__GOAL__
Are you able to quote each entry exactly as written?

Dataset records
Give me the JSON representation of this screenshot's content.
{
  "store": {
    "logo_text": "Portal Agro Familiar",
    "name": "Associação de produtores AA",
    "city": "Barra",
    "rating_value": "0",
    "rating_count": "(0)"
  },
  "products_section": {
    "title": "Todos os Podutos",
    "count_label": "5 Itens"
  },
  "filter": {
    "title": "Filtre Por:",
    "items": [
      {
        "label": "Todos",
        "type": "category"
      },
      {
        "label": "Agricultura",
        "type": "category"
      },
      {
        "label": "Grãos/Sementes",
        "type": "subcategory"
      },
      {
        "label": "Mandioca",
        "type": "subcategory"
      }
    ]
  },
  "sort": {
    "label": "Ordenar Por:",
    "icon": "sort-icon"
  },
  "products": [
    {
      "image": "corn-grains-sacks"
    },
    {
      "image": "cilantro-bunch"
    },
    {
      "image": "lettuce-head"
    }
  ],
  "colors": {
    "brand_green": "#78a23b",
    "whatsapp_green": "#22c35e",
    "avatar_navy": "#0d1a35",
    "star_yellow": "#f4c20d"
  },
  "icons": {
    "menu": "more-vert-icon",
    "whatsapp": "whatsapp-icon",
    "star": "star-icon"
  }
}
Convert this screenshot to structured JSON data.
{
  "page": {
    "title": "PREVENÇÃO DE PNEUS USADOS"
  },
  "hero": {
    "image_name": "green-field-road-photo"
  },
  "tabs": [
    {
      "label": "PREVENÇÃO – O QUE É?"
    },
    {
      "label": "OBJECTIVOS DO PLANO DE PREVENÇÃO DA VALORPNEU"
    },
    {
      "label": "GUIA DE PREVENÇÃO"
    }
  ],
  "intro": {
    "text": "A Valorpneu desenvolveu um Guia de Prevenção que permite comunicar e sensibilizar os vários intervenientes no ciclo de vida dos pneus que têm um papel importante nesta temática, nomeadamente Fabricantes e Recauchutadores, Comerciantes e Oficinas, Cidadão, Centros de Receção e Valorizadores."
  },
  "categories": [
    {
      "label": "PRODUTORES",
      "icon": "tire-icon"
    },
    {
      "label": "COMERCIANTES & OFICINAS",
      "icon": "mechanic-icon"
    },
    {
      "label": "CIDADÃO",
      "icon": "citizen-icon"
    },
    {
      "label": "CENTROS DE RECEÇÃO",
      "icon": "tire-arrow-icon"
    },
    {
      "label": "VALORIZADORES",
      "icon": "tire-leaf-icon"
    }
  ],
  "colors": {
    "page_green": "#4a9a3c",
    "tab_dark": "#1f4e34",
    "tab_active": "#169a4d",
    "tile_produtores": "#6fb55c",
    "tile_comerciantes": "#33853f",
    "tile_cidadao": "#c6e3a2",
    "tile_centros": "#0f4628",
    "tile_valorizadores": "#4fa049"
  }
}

__COMPLETED EXERCISE__
Give me the JSON representation of this screenshot's content.
{
  "store": {
    "logo_text": "Portal Agro Familiar",
    "name": "Associação de produtores AA",
    "city": "Barra",
    "rating_value": "0",
    "rating_count": "(0)"
  },
  "products_section": {
    "title": "Todos os Podutos",
    "count_label": "5 Itens"
  },
  "filter": {
    "title": "Filtre Por:",
    "items": [
      {
        "label": "Todos",
        "type": "category"
      },
      {
        "label": "Agricultura",
        "type": "category"
      },
      {
        "label": "Grãos/Sementes",
        "type": "subcategory"
      },
      {
        "label": "Mandioca",
        "type": "subcategory"
      }
    ]
  },
  "sort": {
    "label": "Ordenar Por:",
    "icon": "sort-icon"
  },
  "products": [
    {
      "image": "corn-grains-sacks"
    },
    {
      "image": "cilantro-bunch"
    },
    {
      "image": "lettuce-head"
    }
  ],
  "colors": {
    "brand_green": "#78a23b",
    "whatsapp_green": "#22c35e",
    "avatar_navy": "#0d1a35",
    "star_yellow": "#f4c20d"
  },
  "icons": {
    "menu": "more-vert-icon",
    "whatsapp": "whatsapp-icon",
    "star": "star-icon"
  }
}
Convert this screenshot to structured JSON data.
{
  "page": {
    "title": "PREVENÇÃO DE PNEUS USADOS"
  },
  "hero": {
    "image_name": "green-field-road-photo"
  },
  "tabs": [
    {
      "label": "PREVENÇÃO – O QUE É?"
    },
    {
      "label": "OBJECTIVOS DO PLANO DE PREVENÇÃO DA VALORPNEU"
    },
    {
      "label": "GUIA DE PREVENÇÃO"
    }
  ],
  "intro": {
    "text": "A Valorpneu desenvolveu um Guia de Prevenção que permite comunicar e sensibilizar os vários intervenientes no ciclo de vida dos pneus que têm um papel importante nesta temática, nomeadamente Fabricantes e Recauchutadores, Comerciantes e Oficinas, Cidadão, Centros de Receção e Valorizadores."
  },
  "categories": [
    {
      "label": "PRODUTORES",
      "icon": "tire-icon"
    },
    {
      "label": "COMERCIANTES & OFICINAS",
      "icon": "mechanic-icon"
    },
    {
      "label": "CIDADÃO",
      "icon": "citizen-icon"
    },
    {
      "label": "CENTROS DE RECEÇÃO",
      "icon": "tire-arrow-icon"
    },
    {
      "label": "VALORIZADORES",
      "icon": "tire-leaf-icon"
    }
  ],
  "colors": {
    "page_green": "#4a9a3c",
    "tab_dark": "#1f4e34",
    "tab_active": "#169a4d",
    "tile_produtores": "#6fb55c",
    "tile_comerciantes": "#33853f",
    "tile_cidadao": "#c6e3a2",
    "tile_centros": "#0f4628",
    "tile_valorizadores": "#4fa049"
  }
}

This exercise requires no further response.